## What you will do
For the data that follows, report how many lines contain the word "JSON", and nothing else.

## Extracted information
--------------------
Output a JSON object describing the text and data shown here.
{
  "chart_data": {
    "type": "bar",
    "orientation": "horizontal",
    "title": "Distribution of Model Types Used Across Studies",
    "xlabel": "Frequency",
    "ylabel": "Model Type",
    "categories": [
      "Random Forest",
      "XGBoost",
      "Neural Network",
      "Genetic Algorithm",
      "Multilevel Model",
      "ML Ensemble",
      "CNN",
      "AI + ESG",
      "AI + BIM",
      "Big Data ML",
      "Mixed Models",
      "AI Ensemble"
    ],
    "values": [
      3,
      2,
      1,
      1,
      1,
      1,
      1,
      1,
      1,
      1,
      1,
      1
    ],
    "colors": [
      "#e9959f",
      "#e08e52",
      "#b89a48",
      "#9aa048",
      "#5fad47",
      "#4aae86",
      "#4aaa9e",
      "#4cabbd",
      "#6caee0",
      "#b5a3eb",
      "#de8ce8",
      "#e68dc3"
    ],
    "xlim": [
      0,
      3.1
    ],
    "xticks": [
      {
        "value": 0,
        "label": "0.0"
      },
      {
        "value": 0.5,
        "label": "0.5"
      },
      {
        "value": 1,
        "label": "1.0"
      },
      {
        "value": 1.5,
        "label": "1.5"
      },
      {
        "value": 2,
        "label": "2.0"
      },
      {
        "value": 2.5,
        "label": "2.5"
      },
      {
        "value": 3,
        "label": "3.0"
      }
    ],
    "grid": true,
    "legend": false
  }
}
--------------------
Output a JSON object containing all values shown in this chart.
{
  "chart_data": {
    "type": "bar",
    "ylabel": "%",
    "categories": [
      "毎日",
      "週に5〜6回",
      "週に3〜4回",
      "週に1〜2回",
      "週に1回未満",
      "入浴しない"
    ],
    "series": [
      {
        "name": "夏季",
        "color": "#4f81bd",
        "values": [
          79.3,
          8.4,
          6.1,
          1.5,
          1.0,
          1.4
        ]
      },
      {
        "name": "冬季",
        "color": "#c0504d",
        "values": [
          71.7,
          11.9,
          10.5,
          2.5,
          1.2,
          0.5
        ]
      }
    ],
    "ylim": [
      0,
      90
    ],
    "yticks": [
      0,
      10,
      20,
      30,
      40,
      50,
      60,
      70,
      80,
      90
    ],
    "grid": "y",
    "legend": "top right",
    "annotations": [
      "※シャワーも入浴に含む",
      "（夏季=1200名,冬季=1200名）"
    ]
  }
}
--------------------
## Final result
2